▶ **AIM OF THE EXERCISE**: Select all lines with the string "icon" in them, and copy those lines.

[Dataset items]
⟨

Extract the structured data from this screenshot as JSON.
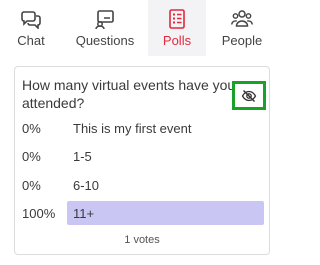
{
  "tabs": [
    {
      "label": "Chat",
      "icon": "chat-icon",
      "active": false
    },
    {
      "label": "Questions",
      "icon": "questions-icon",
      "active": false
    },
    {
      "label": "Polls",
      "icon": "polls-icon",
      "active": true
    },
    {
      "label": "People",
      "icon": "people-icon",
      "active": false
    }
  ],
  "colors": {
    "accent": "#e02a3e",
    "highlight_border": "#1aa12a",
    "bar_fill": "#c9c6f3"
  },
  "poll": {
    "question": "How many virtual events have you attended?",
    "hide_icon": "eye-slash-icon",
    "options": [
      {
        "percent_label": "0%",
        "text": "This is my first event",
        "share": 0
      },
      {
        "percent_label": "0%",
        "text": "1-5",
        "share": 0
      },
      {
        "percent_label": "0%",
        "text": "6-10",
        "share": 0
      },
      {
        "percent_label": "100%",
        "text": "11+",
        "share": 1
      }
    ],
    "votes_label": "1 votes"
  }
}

⟩
⟨

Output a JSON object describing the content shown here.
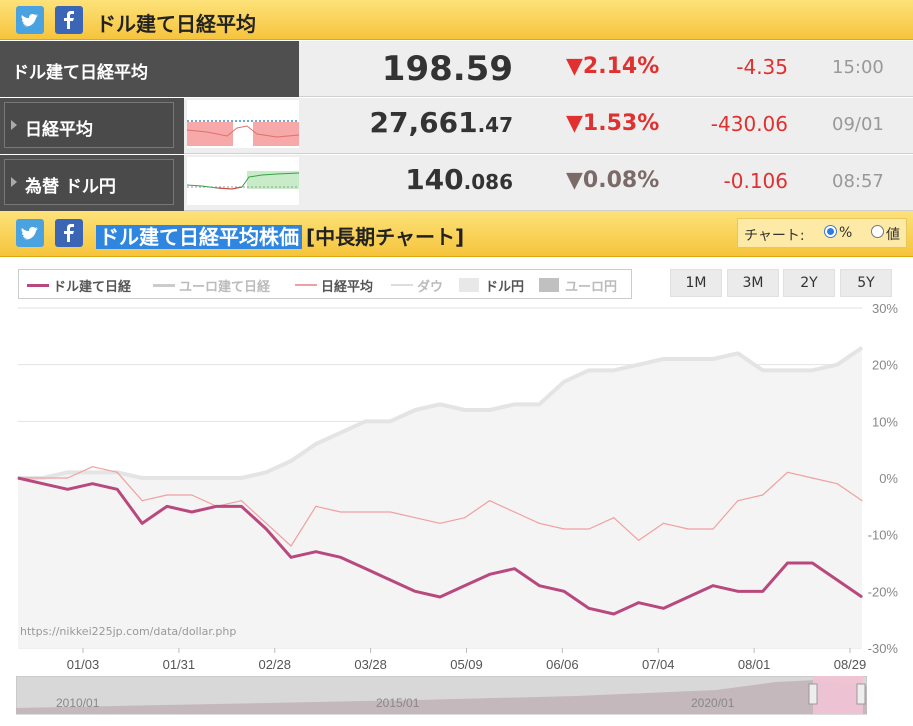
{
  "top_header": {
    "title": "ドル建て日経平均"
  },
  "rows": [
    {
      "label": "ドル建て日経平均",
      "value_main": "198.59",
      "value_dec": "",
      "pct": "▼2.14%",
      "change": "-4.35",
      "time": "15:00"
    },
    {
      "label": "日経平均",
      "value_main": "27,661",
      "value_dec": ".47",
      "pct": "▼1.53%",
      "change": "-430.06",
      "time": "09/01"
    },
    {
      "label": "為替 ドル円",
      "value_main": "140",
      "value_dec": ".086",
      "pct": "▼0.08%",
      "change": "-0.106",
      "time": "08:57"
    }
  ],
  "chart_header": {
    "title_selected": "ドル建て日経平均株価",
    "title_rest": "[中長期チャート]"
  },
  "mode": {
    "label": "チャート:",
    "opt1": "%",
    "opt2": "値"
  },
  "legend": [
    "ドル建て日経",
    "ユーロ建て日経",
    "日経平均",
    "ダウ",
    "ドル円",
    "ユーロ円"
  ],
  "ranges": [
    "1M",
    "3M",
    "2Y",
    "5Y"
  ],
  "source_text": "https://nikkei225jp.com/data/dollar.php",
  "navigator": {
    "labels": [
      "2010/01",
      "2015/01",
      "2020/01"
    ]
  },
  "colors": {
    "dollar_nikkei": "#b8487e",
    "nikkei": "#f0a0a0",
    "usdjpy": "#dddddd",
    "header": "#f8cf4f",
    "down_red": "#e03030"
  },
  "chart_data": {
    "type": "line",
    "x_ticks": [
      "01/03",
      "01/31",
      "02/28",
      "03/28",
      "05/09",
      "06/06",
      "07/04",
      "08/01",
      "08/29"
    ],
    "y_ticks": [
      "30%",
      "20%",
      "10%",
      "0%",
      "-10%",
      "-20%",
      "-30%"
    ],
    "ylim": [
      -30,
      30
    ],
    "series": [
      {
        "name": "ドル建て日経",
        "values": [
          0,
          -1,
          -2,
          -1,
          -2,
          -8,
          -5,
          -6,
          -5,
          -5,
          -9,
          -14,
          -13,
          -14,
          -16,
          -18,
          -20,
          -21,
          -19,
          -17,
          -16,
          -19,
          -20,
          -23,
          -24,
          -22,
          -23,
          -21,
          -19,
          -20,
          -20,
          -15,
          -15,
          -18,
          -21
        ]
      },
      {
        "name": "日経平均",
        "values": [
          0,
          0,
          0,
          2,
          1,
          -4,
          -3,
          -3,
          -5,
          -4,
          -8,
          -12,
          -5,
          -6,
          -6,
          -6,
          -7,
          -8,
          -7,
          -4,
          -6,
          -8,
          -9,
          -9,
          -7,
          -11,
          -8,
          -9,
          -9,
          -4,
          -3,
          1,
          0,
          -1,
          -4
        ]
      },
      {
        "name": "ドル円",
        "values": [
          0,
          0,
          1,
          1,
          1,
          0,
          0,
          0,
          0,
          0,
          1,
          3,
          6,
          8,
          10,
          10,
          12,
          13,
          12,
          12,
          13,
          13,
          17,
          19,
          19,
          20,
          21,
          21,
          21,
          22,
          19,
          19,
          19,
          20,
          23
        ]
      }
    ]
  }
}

⟩

▶ **RESPONSE TO THIS TASK**:
      "icon": "chat-icon",
      "icon": "questions-icon",
      "icon": "polls-icon",
      "icon": "people-icon",
    "hide_icon": "eye-slash-icon",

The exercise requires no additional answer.